====== DATA EXTRACT ======

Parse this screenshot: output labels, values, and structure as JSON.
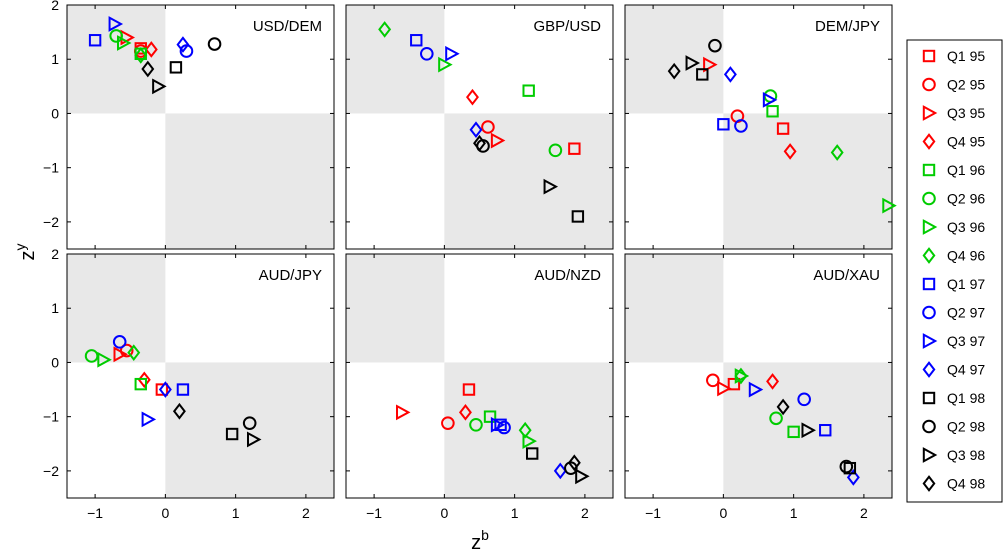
{
  "chart_data": {
    "type": "scatter",
    "xlabel": "z",
    "xlabel_sup": "b",
    "ylabel": "z",
    "ylabel_sup": "y",
    "xlim": [
      -1.4,
      2.4
    ],
    "ylim": [
      -2.5,
      2.0
    ],
    "xticks": [
      -1,
      0,
      1,
      2
    ],
    "yticks": [
      -2,
      -1,
      0,
      1,
      2
    ],
    "shading": "quadrants II and IV (x<0,y>0 and x>0,y<0) shaded light gray",
    "grid": false,
    "legend_position": "right",
    "series": [
      {
        "name": "Q1 95",
        "color": "#ff0000",
        "marker": "square"
      },
      {
        "name": "Q2 95",
        "color": "#ff0000",
        "marker": "circle"
      },
      {
        "name": "Q3 95",
        "color": "#ff0000",
        "marker": "triangle-right"
      },
      {
        "name": "Q4 95",
        "color": "#ff0000",
        "marker": "diamond"
      },
      {
        "name": "Q1 96",
        "color": "#00cc00",
        "marker": "square"
      },
      {
        "name": "Q2 96",
        "color": "#00cc00",
        "marker": "circle"
      },
      {
        "name": "Q3 96",
        "color": "#00cc00",
        "marker": "triangle-right"
      },
      {
        "name": "Q4 96",
        "color": "#00cc00",
        "marker": "diamond"
      },
      {
        "name": "Q1 97",
        "color": "#0000ff",
        "marker": "square"
      },
      {
        "name": "Q2 97",
        "color": "#0000ff",
        "marker": "circle"
      },
      {
        "name": "Q3 97",
        "color": "#0000ff",
        "marker": "triangle-right"
      },
      {
        "name": "Q4 97",
        "color": "#0000ff",
        "marker": "diamond"
      },
      {
        "name": "Q1 98",
        "color": "#000000",
        "marker": "square"
      },
      {
        "name": "Q2 98",
        "color": "#000000",
        "marker": "circle"
      },
      {
        "name": "Q3 98",
        "color": "#000000",
        "marker": "triangle-right"
      },
      {
        "name": "Q4 98",
        "color": "#000000",
        "marker": "diamond"
      }
    ],
    "panels": [
      {
        "title": "USD/DEM",
        "points": [
          [
            -0.35,
            1.2
          ],
          [
            -0.35,
            1.15
          ],
          [
            -0.55,
            1.4
          ],
          [
            -0.2,
            1.18
          ],
          [
            -0.35,
            1.1
          ],
          [
            -0.7,
            1.43
          ],
          [
            -0.6,
            1.3
          ],
          [
            -0.35,
            1.07
          ],
          [
            -1.0,
            1.35
          ],
          [
            0.3,
            1.15
          ],
          [
            -0.72,
            1.65
          ],
          [
            0.25,
            1.27
          ],
          [
            0.15,
            0.85
          ],
          [
            0.7,
            1.28
          ],
          [
            -0.1,
            0.5
          ],
          [
            -0.25,
            0.82
          ]
        ]
      },
      {
        "title": "GBP/USD",
        "points": [
          [
            1.85,
            -0.65
          ],
          [
            0.62,
            -0.25
          ],
          [
            0.75,
            -0.5
          ],
          [
            0.4,
            0.3
          ],
          [
            1.2,
            0.42
          ],
          [
            1.58,
            -0.68
          ],
          [
            0.0,
            0.9
          ],
          [
            -0.85,
            1.55
          ],
          [
            -0.4,
            1.35
          ],
          [
            -0.25,
            1.1
          ],
          [
            0.1,
            1.1
          ],
          [
            0.45,
            -0.3
          ],
          [
            1.9,
            -1.9
          ],
          [
            0.55,
            -0.6
          ],
          [
            1.5,
            -1.35
          ],
          [
            0.5,
            -0.55
          ]
        ]
      },
      {
        "title": "DEM/JPY",
        "points": [
          [
            0.85,
            -0.28
          ],
          [
            0.2,
            -0.05
          ],
          [
            -0.2,
            0.9
          ],
          [
            0.95,
            -0.7
          ],
          [
            0.7,
            0.04
          ],
          [
            0.67,
            0.32
          ],
          [
            2.35,
            -1.7
          ],
          [
            1.62,
            -0.72
          ],
          [
            0.0,
            -0.2
          ],
          [
            0.25,
            -0.23
          ],
          [
            0.65,
            0.25
          ],
          [
            0.1,
            0.72
          ],
          [
            -0.3,
            0.72
          ],
          [
            -0.12,
            1.25
          ],
          [
            -0.45,
            0.93
          ],
          [
            -0.7,
            0.78
          ]
        ]
      },
      {
        "title": "AUD/JPY",
        "points": [
          [
            -0.05,
            -0.5
          ],
          [
            -0.55,
            0.22
          ],
          [
            -0.65,
            0.15
          ],
          [
            -0.3,
            -0.32
          ],
          [
            -0.35,
            -0.4
          ],
          [
            -1.05,
            0.12
          ],
          [
            -0.88,
            0.05
          ],
          [
            -0.45,
            0.18
          ],
          [
            0.25,
            -0.5
          ],
          [
            -0.65,
            0.38
          ],
          [
            -0.25,
            -1.05
          ],
          [
            0.0,
            -0.5
          ],
          [
            0.95,
            -1.32
          ],
          [
            1.2,
            -1.12
          ],
          [
            1.25,
            -1.42
          ],
          [
            0.2,
            -0.9
          ]
        ]
      },
      {
        "title": "AUD/NZD",
        "points": [
          [
            0.35,
            -0.5
          ],
          [
            0.05,
            -1.12
          ],
          [
            -0.6,
            -0.92
          ],
          [
            0.3,
            -0.92
          ],
          [
            0.65,
            -1.0
          ],
          [
            0.45,
            -1.15
          ],
          [
            1.2,
            -1.45
          ],
          [
            1.15,
            -1.25
          ],
          [
            0.8,
            -1.15
          ],
          [
            0.85,
            -1.2
          ],
          [
            0.75,
            -1.15
          ],
          [
            1.65,
            -2.0
          ],
          [
            1.25,
            -1.68
          ],
          [
            1.8,
            -1.95
          ],
          [
            1.95,
            -2.1
          ],
          [
            1.85,
            -1.85
          ]
        ]
      },
      {
        "title": "AUD/XAU",
        "points": [
          [
            0.15,
            -0.4
          ],
          [
            -0.15,
            -0.33
          ],
          [
            0.0,
            -0.48
          ],
          [
            0.7,
            -0.35
          ],
          [
            1.0,
            -1.28
          ],
          [
            0.75,
            -1.03
          ],
          [
            0.25,
            -0.25
          ],
          [
            0.25,
            -0.25
          ],
          [
            1.45,
            -1.25
          ],
          [
            1.15,
            -0.68
          ],
          [
            0.45,
            -0.5
          ],
          [
            1.85,
            -2.12
          ],
          [
            1.8,
            -1.95
          ],
          [
            1.75,
            -1.92
          ],
          [
            1.2,
            -1.25
          ],
          [
            0.85,
            -0.82
          ]
        ]
      }
    ]
  }
}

======

# [TASK DETAILS]
Go through the data above and find the lines with the word "title". Copy each of those lines.

# [PROBLEM SOLUTION]
        "title": "USD/DEM",
        "title": "GBP/USD",
        "title": "DEM/JPY",
        "title": "AUD/JPY",
        "title": "AUD/NZD",
        "title": "AUD/XAU",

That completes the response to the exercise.